[Stated goal]
Lines containing the string "waiting" are to be collected in full.
☆ ☆ ☆
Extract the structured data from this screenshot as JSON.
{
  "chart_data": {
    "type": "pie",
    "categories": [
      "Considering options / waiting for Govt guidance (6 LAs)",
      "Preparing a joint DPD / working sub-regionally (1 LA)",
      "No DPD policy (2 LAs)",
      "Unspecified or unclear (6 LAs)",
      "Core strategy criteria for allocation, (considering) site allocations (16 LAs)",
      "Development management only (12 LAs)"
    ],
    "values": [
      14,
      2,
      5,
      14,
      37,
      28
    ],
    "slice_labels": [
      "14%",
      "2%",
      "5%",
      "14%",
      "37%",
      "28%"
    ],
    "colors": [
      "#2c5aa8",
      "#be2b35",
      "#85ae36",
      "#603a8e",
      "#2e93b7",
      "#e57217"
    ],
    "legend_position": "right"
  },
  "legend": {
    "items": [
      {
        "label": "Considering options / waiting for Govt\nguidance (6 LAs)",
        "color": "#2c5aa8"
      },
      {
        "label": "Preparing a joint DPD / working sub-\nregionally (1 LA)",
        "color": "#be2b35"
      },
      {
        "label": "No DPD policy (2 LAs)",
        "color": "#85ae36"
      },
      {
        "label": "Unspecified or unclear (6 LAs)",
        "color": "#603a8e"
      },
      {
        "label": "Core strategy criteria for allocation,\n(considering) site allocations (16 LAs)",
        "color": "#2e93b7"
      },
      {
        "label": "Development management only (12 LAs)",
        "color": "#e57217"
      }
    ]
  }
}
☆ ☆ ☆
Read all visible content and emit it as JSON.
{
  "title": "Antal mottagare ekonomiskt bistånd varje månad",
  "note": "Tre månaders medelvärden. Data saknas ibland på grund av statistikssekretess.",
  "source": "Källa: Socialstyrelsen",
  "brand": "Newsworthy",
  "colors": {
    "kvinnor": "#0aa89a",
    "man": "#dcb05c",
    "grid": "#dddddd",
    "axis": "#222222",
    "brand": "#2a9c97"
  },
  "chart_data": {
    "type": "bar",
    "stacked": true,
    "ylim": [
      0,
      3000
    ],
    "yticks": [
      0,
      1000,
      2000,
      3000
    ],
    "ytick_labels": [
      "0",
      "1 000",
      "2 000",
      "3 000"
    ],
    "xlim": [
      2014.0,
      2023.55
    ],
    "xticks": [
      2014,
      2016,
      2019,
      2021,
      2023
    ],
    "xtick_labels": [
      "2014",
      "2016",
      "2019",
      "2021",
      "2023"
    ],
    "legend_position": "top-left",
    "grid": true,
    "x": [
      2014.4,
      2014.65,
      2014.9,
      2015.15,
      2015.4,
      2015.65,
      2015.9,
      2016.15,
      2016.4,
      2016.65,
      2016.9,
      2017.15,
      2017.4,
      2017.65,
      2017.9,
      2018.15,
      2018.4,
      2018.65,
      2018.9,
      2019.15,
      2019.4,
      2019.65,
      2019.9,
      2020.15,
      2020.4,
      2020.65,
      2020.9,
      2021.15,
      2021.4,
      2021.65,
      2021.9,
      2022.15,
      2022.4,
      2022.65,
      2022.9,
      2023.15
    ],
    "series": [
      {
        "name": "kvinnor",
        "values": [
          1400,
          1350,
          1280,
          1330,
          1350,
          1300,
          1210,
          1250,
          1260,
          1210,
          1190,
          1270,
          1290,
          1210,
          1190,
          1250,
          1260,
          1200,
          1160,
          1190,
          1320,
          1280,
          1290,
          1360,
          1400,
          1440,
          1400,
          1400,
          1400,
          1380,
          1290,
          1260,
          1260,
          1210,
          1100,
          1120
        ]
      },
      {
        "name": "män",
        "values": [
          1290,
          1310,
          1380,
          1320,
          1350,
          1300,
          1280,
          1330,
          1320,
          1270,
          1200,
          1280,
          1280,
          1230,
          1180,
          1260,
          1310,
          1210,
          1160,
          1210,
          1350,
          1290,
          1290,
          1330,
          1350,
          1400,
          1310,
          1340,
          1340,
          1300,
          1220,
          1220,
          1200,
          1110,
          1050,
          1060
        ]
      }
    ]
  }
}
☆ ☆ ☆
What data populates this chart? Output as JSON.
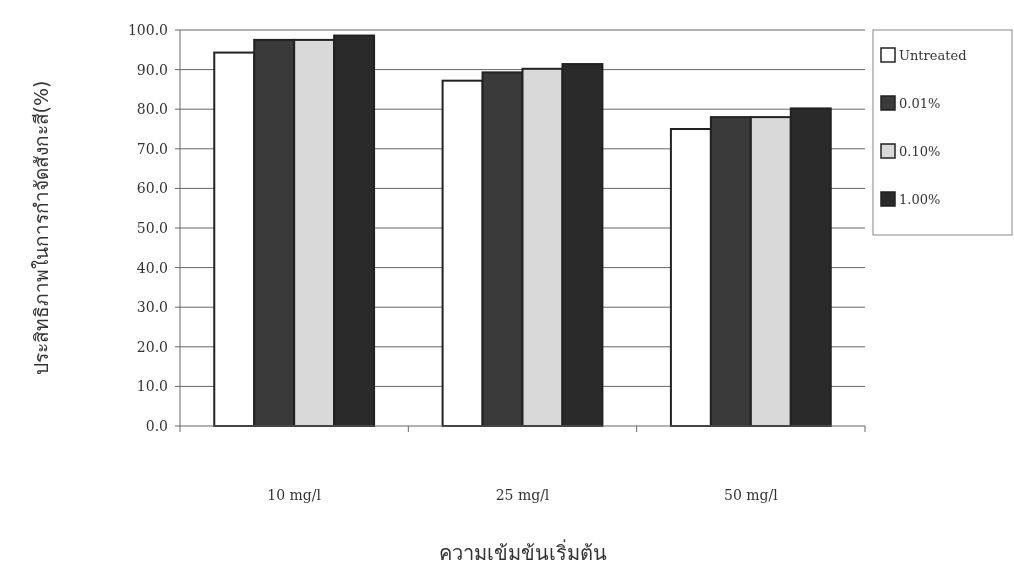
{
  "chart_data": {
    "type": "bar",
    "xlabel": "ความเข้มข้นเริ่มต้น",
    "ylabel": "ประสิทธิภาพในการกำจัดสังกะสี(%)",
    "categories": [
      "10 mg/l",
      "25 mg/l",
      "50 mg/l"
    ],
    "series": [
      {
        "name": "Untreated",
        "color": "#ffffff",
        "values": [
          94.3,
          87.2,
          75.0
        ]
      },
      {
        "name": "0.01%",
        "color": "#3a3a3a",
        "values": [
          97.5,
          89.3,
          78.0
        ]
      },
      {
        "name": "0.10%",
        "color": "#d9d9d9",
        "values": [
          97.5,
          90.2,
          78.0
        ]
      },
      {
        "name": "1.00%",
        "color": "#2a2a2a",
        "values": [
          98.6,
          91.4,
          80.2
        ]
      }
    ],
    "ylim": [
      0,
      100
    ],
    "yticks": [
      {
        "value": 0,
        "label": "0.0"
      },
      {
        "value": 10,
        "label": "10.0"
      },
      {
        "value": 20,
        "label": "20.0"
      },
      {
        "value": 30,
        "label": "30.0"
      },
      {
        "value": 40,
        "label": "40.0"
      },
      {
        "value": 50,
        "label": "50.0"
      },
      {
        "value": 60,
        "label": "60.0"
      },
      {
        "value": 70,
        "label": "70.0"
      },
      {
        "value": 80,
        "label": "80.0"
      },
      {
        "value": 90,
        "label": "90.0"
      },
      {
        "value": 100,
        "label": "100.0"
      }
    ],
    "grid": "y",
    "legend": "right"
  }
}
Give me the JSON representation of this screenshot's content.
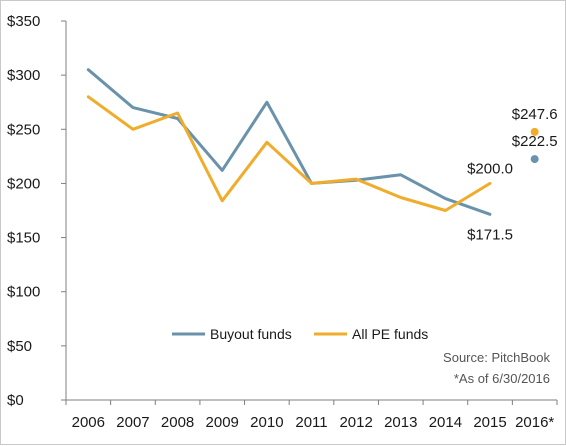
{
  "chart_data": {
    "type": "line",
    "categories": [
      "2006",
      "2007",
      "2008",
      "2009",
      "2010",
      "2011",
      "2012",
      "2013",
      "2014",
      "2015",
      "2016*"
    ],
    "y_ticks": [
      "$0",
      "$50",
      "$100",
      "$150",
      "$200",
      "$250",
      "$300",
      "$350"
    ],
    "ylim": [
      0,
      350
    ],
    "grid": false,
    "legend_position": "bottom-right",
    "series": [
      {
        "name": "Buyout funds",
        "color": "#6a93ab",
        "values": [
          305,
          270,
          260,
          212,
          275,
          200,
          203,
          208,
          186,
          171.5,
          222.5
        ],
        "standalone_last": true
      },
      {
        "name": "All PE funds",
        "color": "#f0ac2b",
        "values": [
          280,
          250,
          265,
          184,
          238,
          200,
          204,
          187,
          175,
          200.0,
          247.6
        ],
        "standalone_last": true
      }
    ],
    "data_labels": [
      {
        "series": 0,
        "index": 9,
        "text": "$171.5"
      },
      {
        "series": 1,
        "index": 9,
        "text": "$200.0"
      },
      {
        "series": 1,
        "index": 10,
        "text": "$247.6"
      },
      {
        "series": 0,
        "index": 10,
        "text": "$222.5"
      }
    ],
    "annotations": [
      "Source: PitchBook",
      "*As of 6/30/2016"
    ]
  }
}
☆ ☆ ☆
[Response for this exercise]
      "Considering options / waiting for Govt guidance (6 LAs)",
        "label": "Considering options / waiting for Govt\nguidance (6 LAs)",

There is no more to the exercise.